* **Aim of the task**
Go through the entries and transcribe each one exactly, dropping the pictures.

* **Dataset entries**
^^^^^^^^

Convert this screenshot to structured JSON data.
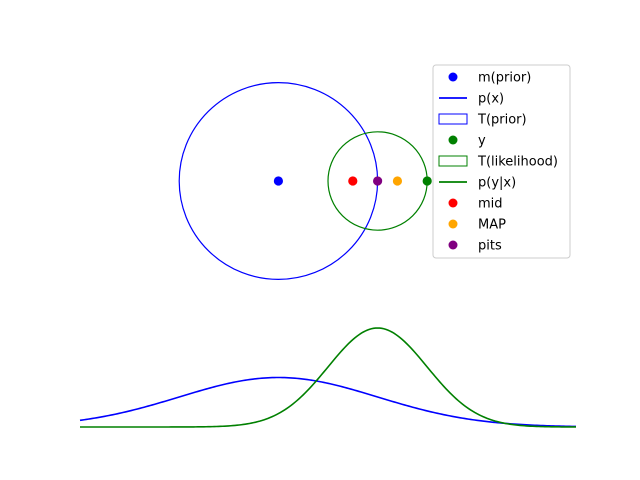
{
  "chart_data": {
    "type": "scatter",
    "title": "",
    "xlabel": "",
    "ylabel": "",
    "axes_visible": false,
    "xlim": [
      -4,
      6
    ],
    "top_panel": {
      "ylim": [
        -2.5,
        2.5
      ],
      "points": [
        {
          "name": "m(prior)",
          "x": 0.0,
          "y": 0.0,
          "color": "#0000ff"
        },
        {
          "name": "mid",
          "x": 1.5,
          "y": 0.0,
          "color": "#ff0000"
        },
        {
          "name": "pits",
          "x": 2.0,
          "y": 0.0,
          "color": "#800080"
        },
        {
          "name": "MAP",
          "x": 2.4,
          "y": 0.0,
          "color": "#ffa500"
        },
        {
          "name": "y",
          "x": 3.0,
          "y": 0.0,
          "color": "#008000"
        }
      ],
      "ellipses": [
        {
          "name": "T(prior)",
          "cx": 0.0,
          "cy": 0.0,
          "rx": 2.0,
          "ry": 2.0,
          "color": "#0000ff"
        },
        {
          "name": "T(likelihood)",
          "cx": 2.0,
          "cy": 0.0,
          "rx": 1.0,
          "ry": 1.0,
          "color": "#008000"
        }
      ]
    },
    "bottom_panel": {
      "ylim": [
        0,
        0.4
      ],
      "curves": [
        {
          "name": "p(x)",
          "mean": 0.0,
          "sd": 2.0,
          "color": "#0000ff"
        },
        {
          "name": "p(y|x)",
          "mean": 2.0,
          "sd": 1.0,
          "color": "#008000"
        }
      ]
    },
    "legend": {
      "location": "top-right",
      "entries": [
        {
          "label": "m(prior)",
          "kind": "marker",
          "color": "#0000ff"
        },
        {
          "label": "p(x)",
          "kind": "line",
          "color": "#0000ff"
        },
        {
          "label": "T(prior)",
          "kind": "patch",
          "color": "#0000ff"
        },
        {
          "label": "y",
          "kind": "marker",
          "color": "#008000"
        },
        {
          "label": "T(likelihood)",
          "kind": "patch",
          "color": "#008000"
        },
        {
          "label": "p(y|x)",
          "kind": "line",
          "color": "#008000"
        },
        {
          "label": "mid",
          "kind": "marker",
          "color": "#ff0000"
        },
        {
          "label": "MAP",
          "kind": "marker",
          "color": "#ffa500"
        },
        {
          "label": "pits",
          "kind": "marker",
          "color": "#800080"
        }
      ]
    }
  }
}
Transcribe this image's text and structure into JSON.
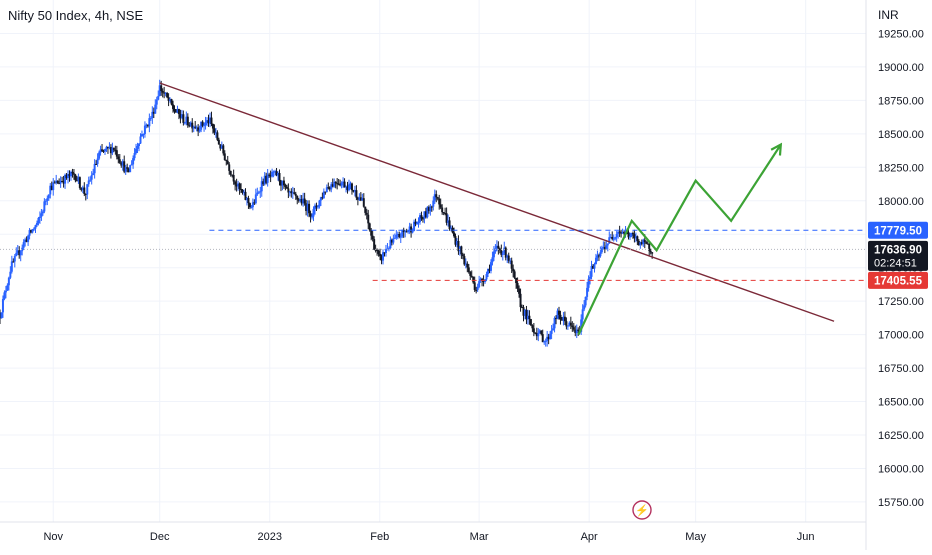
{
  "chart_title": "Nifty 50 Index, 4h, NSE",
  "currency": "INR",
  "colors": {
    "up": "#2962ff",
    "down": "#131722",
    "trendline": "#7b2938",
    "resistance": "#2962ff",
    "support": "#e53935",
    "projection": "#3ca335",
    "price_tag": "#131722",
    "background": "#ffffff",
    "grid": "#f0f3fa"
  },
  "chart_data": {
    "type": "candlestick",
    "title": "Nifty 50 Index, 4h, NSE",
    "y_unit": "INR",
    "ylim": [
      15600,
      19500
    ],
    "y_ticks": [
      15750,
      16000,
      16250,
      16500,
      16750,
      17000,
      17250,
      17500,
      17750,
      18000,
      18250,
      18500,
      18750,
      19000,
      19250
    ],
    "y_tick_labels": [
      "15750.00",
      "16000.00",
      "16250.00",
      "16500.00",
      "16750.00",
      "17000.00",
      "17250.00",
      "17500.00",
      "17750.00",
      "18000.00",
      "18250.00",
      "18500.00",
      "18750.00",
      "19000.00",
      "19250.00"
    ],
    "x_ticks": [
      {
        "label": "Nov",
        "date": "2022-11-01"
      },
      {
        "label": "Dec",
        "date": "2022-12-01"
      },
      {
        "label": "2023",
        "date": "2023-01-01"
      },
      {
        "label": "Feb",
        "date": "2023-02-01"
      },
      {
        "label": "Mar",
        "date": "2023-03-01"
      },
      {
        "label": "Apr",
        "date": "2023-04-01"
      },
      {
        "label": "May",
        "date": "2023-05-01"
      },
      {
        "label": "Jun",
        "date": "2023-06-01"
      }
    ],
    "xlim": [
      "2022-10-17",
      "2023-06-18"
    ],
    "price_path": [
      [
        "2022-10-17",
        17150
      ],
      [
        "2022-10-20",
        17500
      ],
      [
        "2022-10-24",
        17700
      ],
      [
        "2022-10-28",
        17850
      ],
      [
        "2022-10-31",
        18100
      ],
      [
        "2022-11-03",
        18150
      ],
      [
        "2022-11-07",
        18200
      ],
      [
        "2022-11-10",
        18050
      ],
      [
        "2022-11-14",
        18350
      ],
      [
        "2022-11-18",
        18400
      ],
      [
        "2022-11-22",
        18200
      ],
      [
        "2022-11-25",
        18450
      ],
      [
        "2022-11-29",
        18650
      ],
      [
        "2022-12-01",
        18850
      ],
      [
        "2022-12-05",
        18680
      ],
      [
        "2022-12-08",
        18600
      ],
      [
        "2022-12-12",
        18550
      ],
      [
        "2022-12-15",
        18600
      ],
      [
        "2022-12-19",
        18350
      ],
      [
        "2022-12-23",
        18100
      ],
      [
        "2022-12-27",
        17950
      ],
      [
        "2022-12-30",
        18150
      ],
      [
        "2023-01-03",
        18200
      ],
      [
        "2023-01-06",
        18050
      ],
      [
        "2023-01-10",
        18000
      ],
      [
        "2023-01-13",
        17900
      ],
      [
        "2023-01-17",
        18100
      ],
      [
        "2023-01-20",
        18150
      ],
      [
        "2023-01-24",
        18100
      ],
      [
        "2023-01-27",
        18000
      ],
      [
        "2023-01-30",
        17700
      ],
      [
        "2023-02-01",
        17550
      ],
      [
        "2023-02-03",
        17650
      ],
      [
        "2023-02-07",
        17750
      ],
      [
        "2023-02-10",
        17800
      ],
      [
        "2023-02-14",
        17900
      ],
      [
        "2023-02-17",
        18050
      ],
      [
        "2023-02-20",
        17850
      ],
      [
        "2023-02-24",
        17600
      ],
      [
        "2023-02-28",
        17350
      ],
      [
        "2023-03-03",
        17450
      ],
      [
        "2023-03-06",
        17650
      ],
      [
        "2023-03-09",
        17600
      ],
      [
        "2023-03-13",
        17200
      ],
      [
        "2023-03-16",
        17050
      ],
      [
        "2023-03-20",
        16950
      ],
      [
        "2023-03-23",
        17150
      ],
      [
        "2023-03-27",
        17050
      ],
      [
        "2023-03-29",
        17000
      ],
      [
        "2023-04-01",
        17450
      ],
      [
        "2023-04-05",
        17650
      ],
      [
        "2023-04-09",
        17780
      ],
      [
        "2023-04-12",
        17750
      ],
      [
        "2023-04-15",
        17700
      ],
      [
        "2023-04-17",
        17660
      ],
      [
        "2023-04-19",
        17637
      ]
    ],
    "trendline": {
      "points": [
        [
          "2022-12-01",
          18880
        ],
        [
          "2023-06-09",
          17100
        ]
      ]
    },
    "levels": [
      {
        "name": "resistance",
        "value": 17779.5,
        "label": "17779.50"
      },
      {
        "name": "support",
        "value": 17405.55,
        "label": "17405.55"
      }
    ],
    "projection": [
      [
        "2023-03-29",
        17000
      ],
      [
        "2023-04-13",
        17850
      ],
      [
        "2023-04-20",
        17630
      ],
      [
        "2023-05-01",
        18150
      ],
      [
        "2023-05-11",
        17850
      ],
      [
        "2023-05-25",
        18420
      ]
    ],
    "current_price": {
      "value": 17636.9,
      "label": "17636.90",
      "countdown": "02:24:51"
    }
  },
  "watermark": "⚡"
}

^^^^^^^^

* **Output for this task**
Convert this screenshot to structured JSON data.
{
  "chart_data": {
    "type": "scatter",
    "title": "",
    "xlabel": "",
    "ylabel": "",
    "axes_visible": false,
    "xlim": [
      -4,
      6
    ],
    "top_panel": {
      "ylim": [
        -2.5,
        2.5
      ],
      "points": [
        {
          "name": "m(prior)",
          "x": 0.0,
          "y": 0.0,
          "color": "#0000ff"
        },
        {
          "name": "mid",
          "x": 1.5,
          "y": 0.0,
          "color": "#ff0000"
        },
        {
          "name": "pits",
          "x": 2.0,
          "y": 0.0,
          "color": "#800080"
        },
        {
          "name": "MAP",
          "x": 2.4,
          "y": 0.0,
          "color": "#ffa500"
        },
        {
          "name": "y",
          "x": 3.0,
          "y": 0.0,
          "color": "#008000"
        }
      ],
      "ellipses": [
        {
          "name": "T(prior)",
          "cx": 0.0,
          "cy": 0.0,
          "rx": 2.0,
          "ry": 2.0,
          "color": "#0000ff"
        },
        {
          "name": "T(likelihood)",
          "cx": 2.0,
          "cy": 0.0,
          "rx": 1.0,
          "ry": 1.0,
          "color": "#008000"
        }
      ]
    },
    "bottom_panel": {
      "ylim": [
        0,
        0.4
      ],
      "curves": [
        {
          "name": "p(x)",
          "mean": 0.0,
          "sd": 2.0,
          "color": "#0000ff"
        },
        {
          "name": "p(y|x)",
          "mean": 2.0,
          "sd": 1.0,
          "color": "#008000"
        }
      ]
    },
    "legend": {
      "location": "top-right",
      "entries": [
        {
          "label": "m(prior)",
          "kind": "marker",
          "color": "#0000ff"
        },
        {
          "label": "p(x)",
          "kind": "line",
          "color": "#0000ff"
        },
        {
          "label": "T(prior)",
          "kind": "patch",
          "color": "#0000ff"
        },
        {
          "label": "y",
          "kind": "marker",
          "color": "#008000"
        },
        {
          "label": "T(likelihood)",
          "kind": "patch",
          "color": "#008000"
        },
        {
          "label": "p(y|x)",
          "kind": "line",
          "color": "#008000"
        },
        {
          "label": "mid",
          "kind": "marker",
          "color": "#ff0000"
        },
        {
          "label": "MAP",
          "kind": "marker",
          "color": "#ffa500"
        },
        {
          "label": "pits",
          "kind": "marker",
          "color": "#800080"
        }
      ]
    }
  }
}
Transcribe this image's text and structure into JSON.
{
  "chart_title": "Nifty 50 Index, 4h, NSE",
  "currency": "INR",
  "colors": {
    "up": "#2962ff",
    "down": "#131722",
    "trendline": "#7b2938",
    "resistance": "#2962ff",
    "support": "#e53935",
    "projection": "#3ca335",
    "price_tag": "#131722",
    "background": "#ffffff",
    "grid": "#f0f3fa"
  },
  "chart_data": {
    "type": "candlestick",
    "title": "Nifty 50 Index, 4h, NSE",
    "y_unit": "INR",
    "ylim": [
      15600,
      19500
    ],
    "y_ticks": [
      15750,
      16000,
      16250,
      16500,
      16750,
      17000,
      17250,
      17500,
      17750,
      18000,
      18250,
      18500,
      18750,
      19000,
      19250
    ],
    "y_tick_labels": [
      "15750.00",
      "16000.00",
      "16250.00",
      "16500.00",
      "16750.00",
      "17000.00",
      "17250.00",
      "17500.00",
      "17750.00",
      "18000.00",
      "18250.00",
      "18500.00",
      "18750.00",
      "19000.00",
      "19250.00"
    ],
    "x_ticks": [
      {
        "label": "Nov",
        "date": "2022-11-01"
      },
      {
        "label": "Dec",
        "date": "2022-12-01"
      },
      {
        "label": "2023",
        "date": "2023-01-01"
      },
      {
        "label": "Feb",
        "date": "2023-02-01"
      },
      {
        "label": "Mar",
        "date": "2023-03-01"
      },
      {
        "label": "Apr",
        "date": "2023-04-01"
      },
      {
        "label": "May",
        "date": "2023-05-01"
      },
      {
        "label": "Jun",
        "date": "2023-06-01"
      }
    ],
    "xlim": [
      "2022-10-17",
      "2023-06-18"
    ],
    "price_path": [
      [
        "2022-10-17",
        17150
      ],
      [
        "2022-10-20",
        17500
      ],
      [
        "2022-10-24",
        17700
      ],
      [
        "2022-10-28",
        17850
      ],
      [
        "2022-10-31",
        18100
      ],
      [
        "2022-11-03",
        18150
      ],
      [
        "2022-11-07",
        18200
      ],
      [
        "2022-11-10",
        18050
      ],
      [
        "2022-11-14",
        18350
      ],
      [
        "2022-11-18",
        18400
      ],
      [
        "2022-11-22",
        18200
      ],
      [
        "2022-11-25",
        18450
      ],
      [
        "2022-11-29",
        18650
      ],
      [
        "2022-12-01",
        18850
      ],
      [
        "2022-12-05",
        18680
      ],
      [
        "2022-12-08",
        18600
      ],
      [
        "2022-12-12",
        18550
      ],
      [
        "2022-12-15",
        18600
      ],
      [
        "2022-12-19",
        18350
      ],
      [
        "2022-12-23",
        18100
      ],
      [
        "2022-12-27",
        17950
      ],
      [
        "2022-12-30",
        18150
      ],
      [
        "2023-01-03",
        18200
      ],
      [
        "2023-01-06",
        18050
      ],
      [
        "2023-01-10",
        18000
      ],
      [
        "2023-01-13",
        17900
      ],
      [
        "2023-01-17",
        18100
      ],
      [
        "2023-01-20",
        18150
      ],
      [
        "2023-01-24",
        18100
      ],
      [
        "2023-01-27",
        18000
      ],
      [
        "2023-01-30",
        17700
      ],
      [
        "2023-02-01",
        17550
      ],
      [
        "2023-02-03",
        17650
      ],
      [
        "2023-02-07",
        17750
      ],
      [
        "2023-02-10",
        17800
      ],
      [
        "2023-02-14",
        17900
      ],
      [
        "2023-02-17",
        18050
      ],
      [
        "2023-02-20",
        17850
      ],
      [
        "2023-02-24",
        17600
      ],
      [
        "2023-02-28",
        17350
      ],
      [
        "2023-03-03",
        17450
      ],
      [
        "2023-03-06",
        17650
      ],
      [
        "2023-03-09",
        17600
      ],
      [
        "2023-03-13",
        17200
      ],
      [
        "2023-03-16",
        17050
      ],
      [
        "2023-03-20",
        16950
      ],
      [
        "2023-03-23",
        17150
      ],
      [
        "2023-03-27",
        17050
      ],
      [
        "2023-03-29",
        17000
      ],
      [
        "2023-04-01",
        17450
      ],
      [
        "2023-04-05",
        17650
      ],
      [
        "2023-04-09",
        17780
      ],
      [
        "2023-04-12",
        17750
      ],
      [
        "2023-04-15",
        17700
      ],
      [
        "2023-04-17",
        17660
      ],
      [
        "2023-04-19",
        17637
      ]
    ],
    "trendline": {
      "points": [
        [
          "2022-12-01",
          18880
        ],
        [
          "2023-06-09",
          17100
        ]
      ]
    },
    "levels": [
      {
        "name": "resistance",
        "value": 17779.5,
        "label": "17779.50"
      },
      {
        "name": "support",
        "value": 17405.55,
        "label": "17405.55"
      }
    ],
    "projection": [
      [
        "2023-03-29",
        17000
      ],
      [
        "2023-04-13",
        17850
      ],
      [
        "2023-04-20",
        17630
      ],
      [
        "2023-05-01",
        18150
      ],
      [
        "2023-05-11",
        17850
      ],
      [
        "2023-05-25",
        18420
      ]
    ],
    "current_price": {
      "value": 17636.9,
      "label": "17636.90",
      "countdown": "02:24:51"
    }
  },
  "watermark": "⚡"
}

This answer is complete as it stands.